__To be done__. Check every line below for the word "color" and show those that hold it.

--------------------

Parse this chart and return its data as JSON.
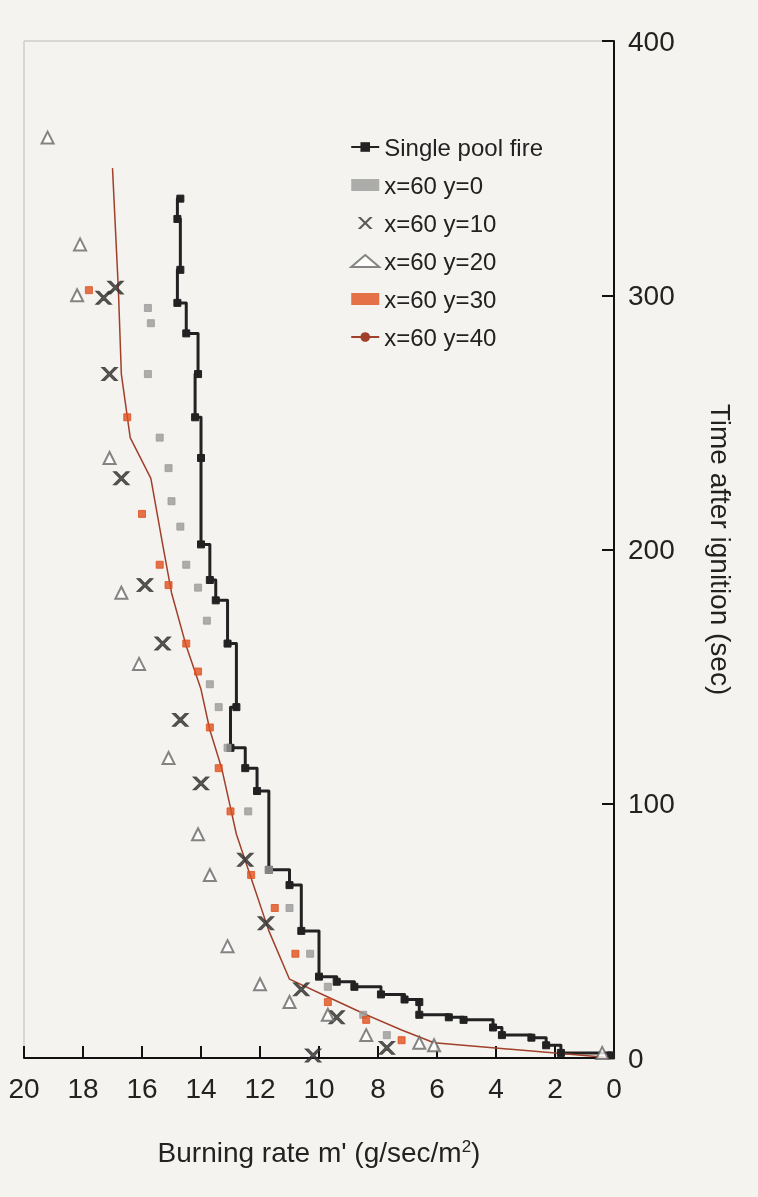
{
  "chart_data": {
    "type": "scatter",
    "xlabel": "Burning rate m' (g/sec/m$^{2}$)",
    "ylabel": "Time after ignition (sec)",
    "xlim": [
      20,
      0
    ],
    "xticks": [
      0,
      2,
      4,
      6,
      8,
      10,
      12,
      14,
      16,
      18,
      20
    ],
    "ylim": [
      0,
      400
    ],
    "yticks": [
      0,
      100,
      200,
      300,
      400
    ],
    "grid": false,
    "legend": "top right",
    "series": [
      {
        "name": "Single pool fire",
        "type": "step",
        "marker": "square",
        "color": "#222222",
        "x": [
          0.1,
          1.8,
          2.3,
          2.8,
          3.8,
          4.1,
          5.1,
          5.6,
          6.6,
          6.6,
          7.1,
          7.9,
          8.8,
          9.4,
          10.0,
          10.6,
          11.0,
          11.7,
          12.1,
          12.5,
          13.0,
          12.8,
          13.1,
          13.5,
          13.7,
          14.0,
          14.0,
          14.2,
          14.1,
          14.5,
          14.8,
          14.7,
          14.8,
          14.7
        ],
        "values": [
          1,
          2,
          5,
          8,
          9,
          12,
          15,
          16,
          17,
          22,
          23,
          25,
          28,
          30,
          32,
          50,
          68,
          74,
          105,
          114,
          122,
          138,
          163,
          180,
          188,
          202,
          236,
          252,
          269,
          285,
          297,
          310,
          330,
          338
        ]
      },
      {
        "name": "x=60 y=0",
        "marker": "square",
        "color": "#9a9a9a",
        "x": [
          7.7,
          8.5,
          9.7,
          10.3,
          11.0,
          11.7,
          12.4,
          13.1,
          13.4,
          13.7,
          13.8,
          14.1,
          14.5,
          14.7,
          15.0,
          15.1,
          15.4,
          15.8,
          15.7,
          15.8
        ],
        "values": [
          9,
          17,
          28,
          41,
          59,
          74,
          97,
          122,
          138,
          147,
          172,
          185,
          194,
          209,
          219,
          232,
          244,
          269,
          289,
          295
        ]
      },
      {
        "name": "x=60 y=10",
        "marker": "cross",
        "color": "#333333",
        "x": [
          10.2,
          7.7,
          9.4,
          10.6,
          11.8,
          12.5,
          14.0,
          14.7,
          15.3,
          15.9,
          16.7,
          17.1,
          17.3,
          16.9
        ],
        "values": [
          1,
          4,
          16,
          27,
          53,
          78,
          108,
          133,
          163,
          186,
          228,
          269,
          299,
          303
        ]
      },
      {
        "name": "x=60 y=20",
        "marker": "triangle",
        "color": "#666666",
        "x": [
          0.4,
          6.1,
          6.6,
          8.4,
          9.7,
          11.0,
          12.0,
          13.1,
          13.7,
          14.1,
          15.1,
          16.1,
          16.7,
          17.1,
          18.2,
          18.1,
          19.2
        ],
        "values": [
          2,
          5,
          6,
          9,
          17,
          22,
          29,
          44,
          72,
          88,
          118,
          155,
          183,
          236,
          300,
          320,
          362
        ]
      },
      {
        "name": "x=60 y=30",
        "marker": "square",
        "color": "#e0501e",
        "x": [
          7.2,
          8.4,
          9.7,
          10.8,
          11.5,
          12.3,
          13.0,
          13.4,
          13.7,
          14.1,
          14.5,
          15.1,
          15.4,
          16.0,
          16.5,
          17.8
        ],
        "values": [
          7,
          15,
          22,
          41,
          59,
          72,
          97,
          114,
          130,
          152,
          163,
          186,
          194,
          214,
          252,
          302
        ]
      },
      {
        "name": "x=60 y=40",
        "type": "line",
        "marker": "none",
        "color": "#a0402a",
        "x": [
          0,
          6.1,
          7.2,
          8.4,
          9.7,
          11.0,
          11.7,
          12.8,
          13.3,
          13.7,
          14.0,
          14.5,
          15.0,
          15.3,
          15.7,
          16.4,
          16.7,
          16.8,
          17.0
        ],
        "values": [
          0,
          6,
          11,
          17,
          24,
          31,
          50,
          88,
          114,
          129,
          145,
          162,
          183,
          202,
          228,
          244,
          269,
          302,
          350
        ]
      }
    ]
  }
}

--------------------

__Task answer__.
        "color": "#222222",
        "color": "#9a9a9a",
        "color": "#333333",
        "color": "#666666",
        "color": "#e0501e",
        "color": "#a0402a",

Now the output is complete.